## [Exercise goal]
Copy out all of the material exactly as presented.

## [Data rows]
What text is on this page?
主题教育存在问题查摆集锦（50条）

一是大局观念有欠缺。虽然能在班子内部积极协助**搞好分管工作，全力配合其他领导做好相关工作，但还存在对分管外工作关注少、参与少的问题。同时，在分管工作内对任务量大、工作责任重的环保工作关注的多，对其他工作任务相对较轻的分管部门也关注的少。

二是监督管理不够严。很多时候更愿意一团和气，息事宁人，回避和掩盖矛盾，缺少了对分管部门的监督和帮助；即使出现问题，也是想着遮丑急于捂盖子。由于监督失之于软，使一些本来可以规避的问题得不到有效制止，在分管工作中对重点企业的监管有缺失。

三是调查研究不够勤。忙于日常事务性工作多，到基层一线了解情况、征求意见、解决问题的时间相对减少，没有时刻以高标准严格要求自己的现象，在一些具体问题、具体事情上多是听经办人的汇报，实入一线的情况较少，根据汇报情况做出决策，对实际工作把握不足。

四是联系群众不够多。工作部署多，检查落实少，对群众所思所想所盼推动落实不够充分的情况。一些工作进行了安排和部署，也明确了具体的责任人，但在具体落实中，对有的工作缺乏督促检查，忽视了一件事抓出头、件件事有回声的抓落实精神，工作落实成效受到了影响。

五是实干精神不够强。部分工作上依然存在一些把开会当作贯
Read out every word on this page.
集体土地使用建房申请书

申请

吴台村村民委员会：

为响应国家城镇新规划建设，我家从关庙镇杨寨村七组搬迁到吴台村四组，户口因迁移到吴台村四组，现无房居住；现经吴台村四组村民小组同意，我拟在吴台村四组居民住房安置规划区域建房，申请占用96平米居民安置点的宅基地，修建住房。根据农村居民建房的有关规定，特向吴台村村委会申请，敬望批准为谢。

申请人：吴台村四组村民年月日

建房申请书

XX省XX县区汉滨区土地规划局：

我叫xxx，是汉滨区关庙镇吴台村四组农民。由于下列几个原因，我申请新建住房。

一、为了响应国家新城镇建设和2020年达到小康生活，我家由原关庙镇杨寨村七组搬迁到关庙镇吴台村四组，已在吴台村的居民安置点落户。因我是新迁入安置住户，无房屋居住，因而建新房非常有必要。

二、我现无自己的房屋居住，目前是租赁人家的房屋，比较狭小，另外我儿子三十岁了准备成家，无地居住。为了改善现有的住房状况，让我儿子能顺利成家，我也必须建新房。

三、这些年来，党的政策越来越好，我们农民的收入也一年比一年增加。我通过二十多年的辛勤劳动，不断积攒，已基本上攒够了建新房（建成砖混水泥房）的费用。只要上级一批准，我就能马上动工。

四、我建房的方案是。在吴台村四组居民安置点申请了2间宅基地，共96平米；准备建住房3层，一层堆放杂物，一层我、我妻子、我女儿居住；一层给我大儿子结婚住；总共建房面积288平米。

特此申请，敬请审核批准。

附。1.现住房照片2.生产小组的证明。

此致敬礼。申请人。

## [Solution to the exercise]
What text is on this page?
主题教育存在问题查摆集锦（50条）

一是大局观念有欠缺。虽然能在班子内部积极协助**搞好分管工作，全力配合其他领导做好相关工作，但还存在对分管外工作关注少、参与少的问题。同时，在分管工作内对任务量大、工作责任重的环保工作关注的多，对其他工作任务相对较轻的分管部门也关注的少。

二是监督管理不够严。很多时候更愿意一团和气，息事宁人，回避和掩盖矛盾，缺少了对分管部门的监督和帮助；即使出现问题，也是想着遮丑急于捂盖子。由于监督失之于软，使一些本来可以规避的问题得不到有效制止，在分管工作中对重点企业的监管有缺失。

三是调查研究不够勤。忙于日常事务性工作多，到基层一线了解情况、征求意见、解决问题的时间相对减少，没有时刻以高标准严格要求自己的现象，在一些具体问题、具体事情上多是听经办人的汇报，实入一线的情况较少，根据汇报情况做出决策，对实际工作把握不足。

四是联系群众不够多。工作部署多，检查落实少，对群众所思所想所盼推动落实不够充分的情况。一些工作进行了安排和部署，也明确了具体的责任人，但在具体落实中，对有的工作缺乏督促检查，忽视了一件事抓出头、件件事有回声的抓落实精神，工作落实成效受到了影响。

五是实干精神不够强。部分工作上依然存在一些把开会当作贯
Read out every word on this page.
集体土地使用建房申请书

申请

吴台村村民委员会：

为响应国家城镇新规划建设，我家从关庙镇杨寨村七组搬迁到吴台村四组，户口因迁移到吴台村四组，现无房居住；现经吴台村四组村民小组同意，我拟在吴台村四组居民住房安置规划区域建房，申请占用96平米居民安置点的宅基地，修建住房。根据农村居民建房的有关规定，特向吴台村村委会申请，敬望批准为谢。

申请人：吴台村四组村民年月日

建房申请书

XX省XX县区汉滨区土地规划局：

我叫xxx，是汉滨区关庙镇吴台村四组农民。由于下列几个原因，我申请新建住房。

一、为了响应国家新城镇建设和2020年达到小康生活，我家由原关庙镇杨寨村七组搬迁到关庙镇吴台村四组，已在吴台村的居民安置点落户。因我是新迁入安置住户，无房屋居住，因而建新房非常有必要。

二、我现无自己的房屋居住，目前是租赁人家的房屋，比较狭小，另外我儿子三十岁了准备成家，无地居住。为了改善现有的住房状况，让我儿子能顺利成家，我也必须建新房。

三、这些年来，党的政策越来越好，我们农民的收入也一年比一年增加。我通过二十多年的辛勤劳动，不断积攒，已基本上攒够了建新房（建成砖混水泥房）的费用。只要上级一批准，我就能马上动工。

四、我建房的方案是。在吴台村四组居民安置点申请了2间宅基地，共96平米；准备建住房3层，一层堆放杂物，一层我、我妻子、我女儿居住；一层给我大儿子结婚住；总共建房面积288平米。

特此申请，敬请审核批准。

附。1.现住房照片2.生产小组的证明。

此致敬礼。申请人。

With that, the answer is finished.